■ Brano citato ■
══════════

Il pm di Crotone Pierpaolo Bruni ha infatti scoperto un fatto strano: Enrico Grazioli, maggiore dei Carabinieri, sul quale si stava indagando per rivelazione del segreto istruttorio e favoreggiamento, sapeva di essere intercettato. Il sospetto ricade proprio su Cirafici che - afferma la Procura di Crotone - “è responsabile dell’organizzazione, gestione e adempimento (…) delle richieste di intercettazioni telefoniche, di informazioni e ogni altra prestazione obbligatoria richiesta dall’Autorità Giudiziaria e dalle forze dell’ordine”. Cirafici avrebbe dunque potuto manomettere e creare buchi all’interno delle inchieste di tutta Italia. Ed è lo stesso Grazioli a rivelarlo durante l’interrogatorio, ammettendo di temere per la propria “incolumità personale”.
Cirafici aveva, in ragione del suo ruolo presso la Wind, “la disponibilità di schede telefoniche Wind non intestate e non riconducibili ad alcuno: erano quindi delle schede coperte - afferma Grazioli - pertanto di pressoché impossibile riconducibilità a un soggetto, qualora fosse stata inoltrata specifica richiesta di intestatario da parte dell’Autorità Giudiziaria”. Grazioli continua, aggiungendo elementi sempre più preoccupanti: “Le schede Wind erano state da lui consegnate per l’uso anche a soggetti ricoprenti ruoli istituzionali di primo piano. Quindi, temeva che, con gli accertamenti curati dal consulente Genchi, si potessero svelare e far emergere tali gravi circostanze e le sue relative responsabilità”. “Era chiaro che Cirafici avesse paura di quello che Genchi poteva fare sul suo conto e sul conto di altri che evidentemente erano a lui collegati”.
La situazione del capo della sicurezza Wind è, dunque, sempre più complicata. Inizialmente indagato per aver rivelato, proprio al maggiore Grazioli, che era sottoposto ad intercettazione, con le nuove dichiarazioni dello stesso maggiore si potrebbero aprire nuovi filoni di indagine. Il pm crotonese Bruni s’imbatté in Cirafici durante alcune indagini su Grazioli. Il telefono del maggiore dell’Arma era intercettato e, tra i numeri intercettati, vi era un’utenza Wind. Il pm si rivolse quindi alla Wind, richiedendo a chi fosse intestato quel numero. La risposta della compagnia telefonica fu sconcertante: “Numero disattivo”.

══════════

■ Compito assegnato A ■
Nell'elenco, riscrivi il tratto che va dalla riga con "Text: 656.0: 656.0 <box>753 241 804 258</box>" fino a quella con "Text: 160.7: 160.7" e sostituisci "Total segments" con "Segmenti totali", senza cambiare nient'altro.
■ Compito assegnato B ■
Prosegui l'articolo sull'indagine che coinvolge il capo della sicurezza Wind, ripartendo dopo l'ultima frase riportata.

Voci tratte da un dataset:
══════════

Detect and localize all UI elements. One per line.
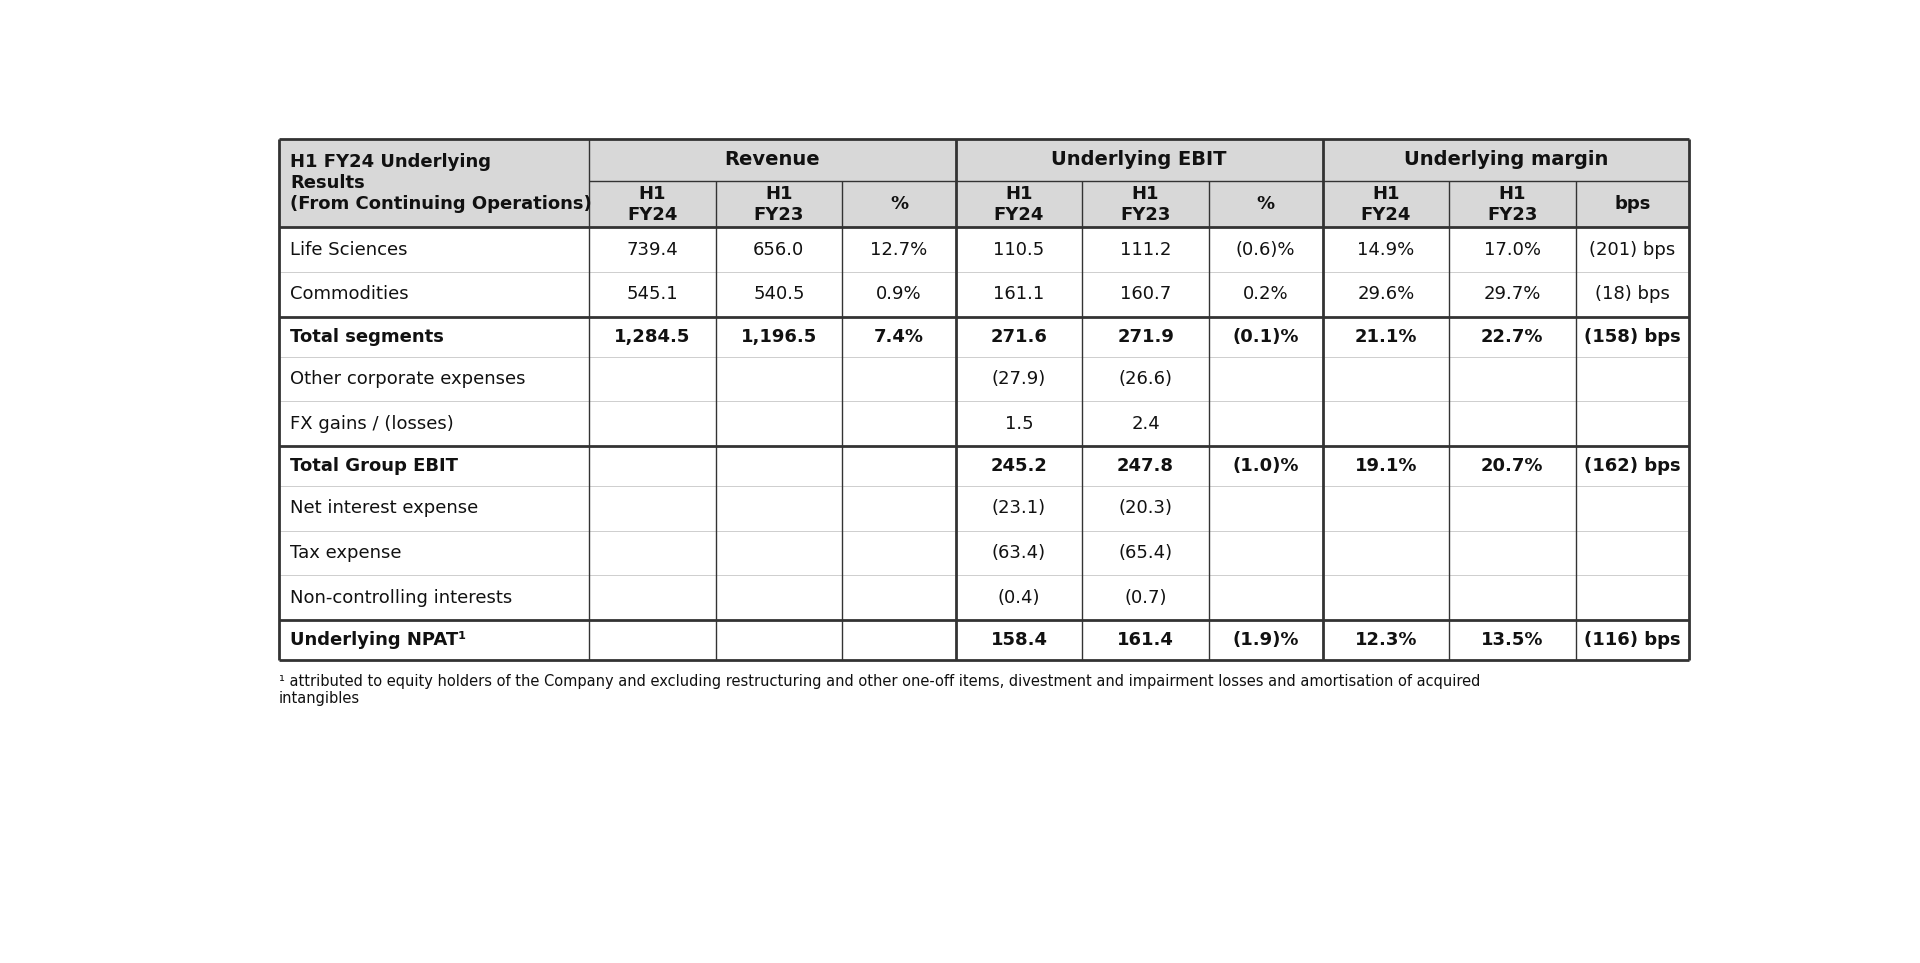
Text: 656.0: 656.0 <box>753 241 804 258</box>
Text: (1.9)%: (1.9)% <box>1233 631 1300 649</box>
Text: Total segments: Total segments <box>290 327 444 346</box>
Text: (18) bps: (18) bps <box>1596 285 1670 303</box>
Text: %: % <box>1256 195 1275 213</box>
Text: (26.6): (26.6) <box>1119 370 1173 388</box>
Text: 545.1: 545.1 <box>626 285 678 303</box>
Text: 158.4: 158.4 <box>991 631 1048 649</box>
Text: 540.5: 540.5 <box>753 285 804 303</box>
Text: 19.1%: 19.1% <box>1354 456 1417 475</box>
Text: 271.6: 271.6 <box>991 327 1048 346</box>
Bar <box>278 139 1690 227</box>
Text: 160.7: 160.7 <box>1119 285 1171 303</box>
Text: (65.4): (65.4) <box>1119 544 1173 562</box>
Text: (23.1): (23.1) <box>993 499 1046 517</box>
Text: FX gains / (losses): FX gains / (losses) <box>290 414 455 432</box>
Text: 14.9%: 14.9% <box>1357 241 1415 258</box>
Text: H1
FY24: H1 FY24 <box>628 185 678 223</box>
Text: (116) bps: (116) bps <box>1584 631 1680 649</box>
Text: 20.7%: 20.7% <box>1480 456 1544 475</box>
Text: Non-controlling interests: Non-controlling interests <box>290 588 513 607</box>
Text: 7.4%: 7.4% <box>874 327 924 346</box>
Text: 1,284.5: 1,284.5 <box>614 327 691 346</box>
Text: H1
FY23: H1 FY23 <box>755 185 804 223</box>
Text: 161.1: 161.1 <box>993 285 1044 303</box>
Text: 0.9%: 0.9% <box>876 285 922 303</box>
Text: Commodities: Commodities <box>290 285 409 303</box>
Text: (1.0)%: (1.0)% <box>1233 456 1300 475</box>
Text: bps: bps <box>1615 195 1651 213</box>
Text: 1.5: 1.5 <box>1004 414 1033 432</box>
Text: (162) bps: (162) bps <box>1584 456 1680 475</box>
Text: 17.0%: 17.0% <box>1484 241 1542 258</box>
Text: 13.5%: 13.5% <box>1480 631 1544 649</box>
Text: %: % <box>889 195 908 213</box>
Text: 12.7%: 12.7% <box>870 241 927 258</box>
Text: H1
FY24: H1 FY24 <box>1361 185 1411 223</box>
Text: (0.6)%: (0.6)% <box>1236 241 1296 258</box>
Text: Revenue: Revenue <box>724 150 820 169</box>
Text: (27.9): (27.9) <box>993 370 1046 388</box>
Text: Total Group EBIT: Total Group EBIT <box>290 456 459 475</box>
Text: 29.7%: 29.7% <box>1484 285 1542 303</box>
Text: Other corporate expenses: Other corporate expenses <box>290 370 526 388</box>
Text: 29.6%: 29.6% <box>1357 285 1415 303</box>
Text: (63.4): (63.4) <box>993 544 1046 562</box>
Text: 0.2%: 0.2% <box>1242 285 1288 303</box>
Text: Underlying EBIT: Underlying EBIT <box>1052 150 1227 169</box>
Text: Underlying margin: Underlying margin <box>1404 150 1609 169</box>
Text: Net interest expense: Net interest expense <box>290 499 478 517</box>
Text: H1 FY24 Underlying
Results
(From Continuing Operations): H1 FY24 Underlying Results (From Continu… <box>290 153 591 213</box>
Text: H1
FY23: H1 FY23 <box>1488 185 1538 223</box>
Text: 161.4: 161.4 <box>1117 631 1173 649</box>
Text: Life Sciences: Life Sciences <box>290 241 407 258</box>
Text: (201) bps: (201) bps <box>1590 241 1676 258</box>
Text: (0.7): (0.7) <box>1125 588 1167 607</box>
Text: 111.2: 111.2 <box>1119 241 1171 258</box>
Text: (20.3): (20.3) <box>1119 499 1173 517</box>
Text: 1,196.5: 1,196.5 <box>741 327 818 346</box>
Text: ¹ attributed to equity holders of the Company and excluding restructuring and ot: ¹ attributed to equity holders of the Co… <box>278 674 1480 706</box>
Text: 110.5: 110.5 <box>993 241 1044 258</box>
Text: (0.1)%: (0.1)% <box>1233 327 1300 346</box>
Text: H1
FY24: H1 FY24 <box>995 185 1044 223</box>
Text: (158) bps: (158) bps <box>1584 327 1680 346</box>
Text: 2.4: 2.4 <box>1131 414 1160 432</box>
Text: 22.7%: 22.7% <box>1480 327 1544 346</box>
Text: Underlying NPAT¹: Underlying NPAT¹ <box>290 631 467 649</box>
Text: H1
FY23: H1 FY23 <box>1121 185 1171 223</box>
Text: (0.4): (0.4) <box>998 588 1041 607</box>
Text: 247.8: 247.8 <box>1117 456 1173 475</box>
Text: 271.9: 271.9 <box>1117 327 1173 346</box>
Text: 245.2: 245.2 <box>991 456 1048 475</box>
Text: Tax expense: Tax expense <box>290 544 401 562</box>
Text: 12.3%: 12.3% <box>1354 631 1417 649</box>
Text: 739.4: 739.4 <box>626 241 678 258</box>
Text: 21.1%: 21.1% <box>1354 327 1417 346</box>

══════════

■ Risposta al compito A ■
Text: 656.0: 656.0 <box>753 241 804 258</box>
Text: (1.9)%: (1.9)% <box>1233 631 1300 649</box>
Text: Segmenti totali: Segmenti totali <box>290 327 444 346</box>
Text: (18) bps: (18) bps <box>1596 285 1670 303</box>
Text: %: % <box>1256 195 1275 213</box>
Text: (26.6): (26.6) <box>1119 370 1173 388</box>
Text: 545.1: 545.1 <box>626 285 678 303</box>
Text: 158.4: 158.4 <box>991 631 1048 649</box>
Text: 540.5: 540.5 <box>753 285 804 303</box>
Text: 19.1%: 19.1% <box>1354 456 1417 475</box>
Text: 271.6: 271.6 <box>991 327 1048 346</box>
Bar <box>278 139 1690 227</box>
Text: 160.7: 160.7 <box>1119 285 1171 303</box>

■ Risposta al compito B ■
Il fatto insospettì il pm e la polizia giudiziaria; quel numero era stato intercettato e dunque doveva essere sicuramente attivo. Successivamente, all’insistenza della Procura, la Wind fece sapere che l’utenza era intestata a Cirafici. Scrive Bruni: “ Il dato fornito con la prima risposta inviata via e-mail dalla Wind è assolutamente fuorviante, di conseguenza falso. Ma l’inchiesta, già di per se scottante, si arricchisce di un ulteriore particolare, non meno importante, anzi fondamentale.
L’accusa, condotta dal pm Bruni, afferma che Cirafici avrebbe rivelato al maggiore Grazioli che la sua utenza Wind (di Grazioli) era sotto intercettazione da parte della Procura di Crotone. Ma è sorto un problema: Grazioli non utilizzava un’utenza Wind, bensì Telecom. Se dunque la tesi dell’accusa dovesse essere dimostrata, allora la Procura dovrà sciogliere un altro nodo: come poteva il capo della sicurezza Wind, Cirafici, essere a conoscenza che il telefono di Grazioli, affidato ad un’altra utenza, cioè Telecom, fosse sotto controllo? Da chi è venuto a conoscenza dell’attività della Procura?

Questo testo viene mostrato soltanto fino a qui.